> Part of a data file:
=======

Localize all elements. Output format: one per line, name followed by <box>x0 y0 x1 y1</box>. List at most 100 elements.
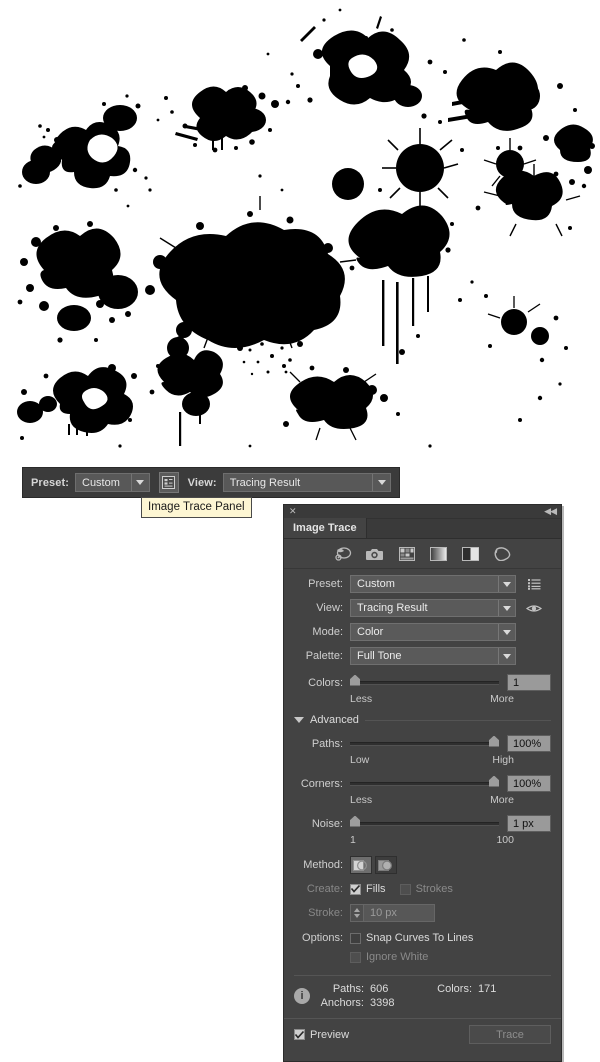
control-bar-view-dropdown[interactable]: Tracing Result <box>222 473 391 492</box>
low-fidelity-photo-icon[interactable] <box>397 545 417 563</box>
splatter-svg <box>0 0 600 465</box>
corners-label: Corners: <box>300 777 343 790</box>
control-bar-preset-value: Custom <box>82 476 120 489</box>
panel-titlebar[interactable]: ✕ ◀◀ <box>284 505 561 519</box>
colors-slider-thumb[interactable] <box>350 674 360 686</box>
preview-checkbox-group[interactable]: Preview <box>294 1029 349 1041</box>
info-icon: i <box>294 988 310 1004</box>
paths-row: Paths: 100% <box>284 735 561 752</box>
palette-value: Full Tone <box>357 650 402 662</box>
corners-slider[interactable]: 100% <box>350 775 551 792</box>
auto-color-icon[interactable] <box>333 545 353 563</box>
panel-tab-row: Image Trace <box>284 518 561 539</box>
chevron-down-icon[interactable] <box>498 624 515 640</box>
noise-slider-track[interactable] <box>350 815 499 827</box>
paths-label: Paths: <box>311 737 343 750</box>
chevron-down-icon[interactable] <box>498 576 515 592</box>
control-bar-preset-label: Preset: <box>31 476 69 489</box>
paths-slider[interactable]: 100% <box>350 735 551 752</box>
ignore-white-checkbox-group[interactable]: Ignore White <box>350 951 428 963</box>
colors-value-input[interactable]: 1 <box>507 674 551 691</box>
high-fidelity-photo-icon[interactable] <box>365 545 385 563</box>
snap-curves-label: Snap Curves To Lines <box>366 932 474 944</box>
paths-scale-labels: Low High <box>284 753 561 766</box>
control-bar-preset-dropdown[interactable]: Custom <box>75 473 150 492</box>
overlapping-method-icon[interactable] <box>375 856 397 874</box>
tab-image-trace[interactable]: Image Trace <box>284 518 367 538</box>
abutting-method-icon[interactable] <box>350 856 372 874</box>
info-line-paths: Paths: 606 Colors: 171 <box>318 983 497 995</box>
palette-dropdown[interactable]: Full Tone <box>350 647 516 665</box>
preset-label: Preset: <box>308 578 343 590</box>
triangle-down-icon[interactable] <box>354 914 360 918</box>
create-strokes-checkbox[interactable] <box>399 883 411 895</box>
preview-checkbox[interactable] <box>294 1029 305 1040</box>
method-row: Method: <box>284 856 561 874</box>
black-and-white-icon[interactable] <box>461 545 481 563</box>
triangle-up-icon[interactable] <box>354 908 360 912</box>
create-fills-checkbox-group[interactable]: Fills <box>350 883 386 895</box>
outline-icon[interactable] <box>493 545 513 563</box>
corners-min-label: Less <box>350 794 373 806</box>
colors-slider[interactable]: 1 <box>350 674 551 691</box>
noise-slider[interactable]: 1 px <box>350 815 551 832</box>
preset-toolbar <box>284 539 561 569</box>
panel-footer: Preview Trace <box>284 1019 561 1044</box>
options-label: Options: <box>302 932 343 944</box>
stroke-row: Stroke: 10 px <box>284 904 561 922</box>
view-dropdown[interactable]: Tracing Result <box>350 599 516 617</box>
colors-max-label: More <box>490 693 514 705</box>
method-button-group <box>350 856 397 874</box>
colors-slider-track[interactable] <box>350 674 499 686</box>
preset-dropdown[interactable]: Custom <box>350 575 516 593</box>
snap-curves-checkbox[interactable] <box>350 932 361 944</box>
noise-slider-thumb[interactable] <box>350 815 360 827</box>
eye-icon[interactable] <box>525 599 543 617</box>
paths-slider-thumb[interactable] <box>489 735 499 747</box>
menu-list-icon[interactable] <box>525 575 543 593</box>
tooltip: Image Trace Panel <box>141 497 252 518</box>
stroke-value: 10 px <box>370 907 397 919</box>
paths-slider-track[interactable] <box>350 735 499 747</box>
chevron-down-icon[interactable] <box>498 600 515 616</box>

=======

> Exercise details:
Could you lay out the material above as a Markdown table with the columns "Row" and "Entry," giving each non-blank line its own numbered row and leaving the pictures out?

> Output:
| Row | Entry |
|---|---|
| 1 | Localize all elements. Output format: one per line, name followed by <box>x0 y0 x1 y1</box>. List at most 100 elements. |
| 2 | control-bar-view-dropdown[interactable]: Tracing Result <box>222 473 391 492</box> |
| 3 | low-fidelity-photo-icon[interactable] <box>397 545 417 563</box> |
| 4 | splatter-svg <box>0 0 600 465</box> |
| 5 | corners-label: Corners: <box>300 777 343 790</box> |
| 6 | control-bar-preset-value: Custom <box>82 476 120 489</box> |
| 7 | panel-titlebar[interactable]: ✕ ◀◀ <box>284 505 561 519</box> |
| 8 | colors-slider-thumb[interactable] <box>350 674 360 686</box> |
| 9 | preview-checkbox-group[interactable]: Preview <box>294 1029 349 1041</box> |
| 10 | info-icon: i <box>294 988 310 1004</box> |
| 11 | paths-row: Paths: 100% <box>284 735 561 752</box> |
| 12 | palette-value: Full Tone <box>357 650 402 662</box> |
| 13 | corners-slider[interactable]: 100% <box>350 775 551 792</box> |
| 14 | auto-color-icon[interactable] <box>333 545 353 563</box> |
| 15 | panel-tab-row: Image Trace <box>284 518 561 539</box> |
| 16 | chevron-down-icon[interactable] <box>498 624 515 640</box> |
| 17 | noise-slider-track[interactable] <box>350 815 499 827</box> |
| 18 | paths-label: Paths: <box>311 737 343 750</box> |
| 19 | chevron-down-icon[interactable] <box>498 576 515 592</box> |
| 20 | control-bar-preset-label: Preset: <box>31 476 69 489</box> |
| 21 | paths-slider[interactable]: 100% <box>350 735 551 752</box> |
| 22 | ignore-white-checkbox-group[interactable]: Ignore White <box>350 951 428 963</box> |
| 23 | colors-value-input[interactable]: 1 <box>507 674 551 691</box> |
| 24 | high-fidelity-photo-icon[interactable] <box>365 545 385 563</box> |
| 25 | snap-curves-label: Snap Curves To Lines <box>366 932 474 944</box> |
| 26 | paths-scale-labels: Low High <box>284 753 561 766</box> |
| 27 | control-bar-preset-dropdown[interactable]: Custom <box>75 473 150 492</box> |
| 28 | overlapping-method-icon[interactable] <box>375 856 397 874</box> |
| 29 | tab-image-trace[interactable]: Image Trace <box>284 518 367 538</box> |
| 30 | abutting-method-icon[interactable] <box>350 856 372 874</box> |
| 31 | info-line-paths: Paths: 606 Colors: 171 <box>318 983 497 995</box> |
| 32 | palette-dropdown[interactable]: Full Tone <box>350 647 516 665</box> |
| 33 | preset-label: Preset: <box>308 578 343 590</box> |
| 34 | triangle-down-icon[interactable] <box>354 914 360 918</box> |
| 35 | create-strokes-checkbox[interactable] <box>399 883 411 895</box> |
| 36 | preview-checkbox[interactable] <box>294 1029 305 1040</box> |
| 37 | method-row: Method: <box>284 856 561 874</box> |
| 38 | black-and-white-icon[interactable] <box>461 545 481 563</box> |
| 39 | triangle-up-icon[interactable] <box>354 908 360 912</box> |
| 40 | create-fills-checkbox-group[interactable]: Fills <box>350 883 386 895</box> |
| 41 | outline-icon[interactable] <box>493 545 513 563</box> |
| 42 | corners-min-label: Less <box>350 794 373 806</box> |
| 43 | colors-slider[interactable]: 1 <box>350 674 551 691</box> |
| 44 | noise-slider[interactable]: 1 px <box>350 815 551 832</box> |
| 45 | preset-toolbar <box>284 539 561 569</box> |
| 46 | panel-footer: Preview Trace <box>284 1019 561 1044</box> |
| 47 | options-label: Options: <box>302 932 343 944</box> |
| 48 | stroke-row: Stroke: 10 px <box>284 904 561 922</box> |
| 49 | view-dropdown[interactable]: Tracing Result <box>350 599 516 617</box> |
| 50 | colors-max-label: More <box>490 693 514 705</box> |
| 51 | method-button-group <box>350 856 397 874</box> |
| 52 | colors-slider-track[interactable] <box>350 674 499 686</box> |
| 53 | preset-dropdown[interactable]: Custom <box>350 575 516 593</box> |
| 54 | snap-curves-checkbox[interactable] <box>350 932 361 944</box> |
| 55 | noise-slider-thumb[interactable] <box>350 815 360 827</box> |
| 56 | eye-icon[interactable] <box>525 599 543 617</box> |
| 57 | paths-slider-thumb[interactable] <box>489 735 499 747</box> |
| 58 | menu-list-icon[interactable] <box>525 575 543 593</box> |
| 59 | tooltip: Image Trace Panel <box>141 497 252 518</box> |
| 60 | stroke-value: 10 px <box>370 907 397 919</box> |
| 61 | paths-slider-track[interactable] <box>350 735 499 747</box> |
| 62 | chevron-down-icon[interactable] <box>498 600 515 616</box> |